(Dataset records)

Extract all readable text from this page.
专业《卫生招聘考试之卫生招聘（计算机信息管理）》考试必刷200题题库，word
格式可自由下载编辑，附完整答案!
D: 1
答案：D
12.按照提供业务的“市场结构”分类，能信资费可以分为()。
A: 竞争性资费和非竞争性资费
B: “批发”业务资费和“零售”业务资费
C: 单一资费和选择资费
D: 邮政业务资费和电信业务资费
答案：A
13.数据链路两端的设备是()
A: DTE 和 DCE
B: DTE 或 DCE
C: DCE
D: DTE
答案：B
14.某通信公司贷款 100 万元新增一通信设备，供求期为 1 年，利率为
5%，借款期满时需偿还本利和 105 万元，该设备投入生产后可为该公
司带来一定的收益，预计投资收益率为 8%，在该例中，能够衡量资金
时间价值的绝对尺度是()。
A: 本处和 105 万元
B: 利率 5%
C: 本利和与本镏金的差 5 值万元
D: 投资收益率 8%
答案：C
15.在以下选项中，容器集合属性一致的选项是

▶ [Do this]:
Copy every line of the records word for word.

▶ [In response]:
Extract all readable text from this page.
专业《卫生招聘考试之卫生招聘（计算机信息管理）》考试必刷200题题库，word
格式可自由下载编辑，附完整答案!
D: 1
答案：D
12.按照提供业务的“市场结构”分类，能信资费可以分为()。
A: 竞争性资费和非竞争性资费
B: “批发”业务资费和“零售”业务资费
C: 单一资费和选择资费
D: 邮政业务资费和电信业务资费
答案：A
13.数据链路两端的设备是()
A: DTE 和 DCE
B: DTE 或 DCE
C: DCE
D: DTE
答案：B
14.某通信公司贷款 100 万元新增一通信设备，供求期为 1 年，利率为
5%，借款期满时需偿还本利和 105 万元，该设备投入生产后可为该公
司带来一定的收益，预计投资收益率为 8%，在该例中，能够衡量资金
时间价值的绝对尺度是()。
A: 本处和 105 万元
B: 利率 5%
C: 本利和与本镏金的差 5 值万元
D: 投资收益率 8%
答案：C
15.在以下选项中，容器集合属性一致的选项是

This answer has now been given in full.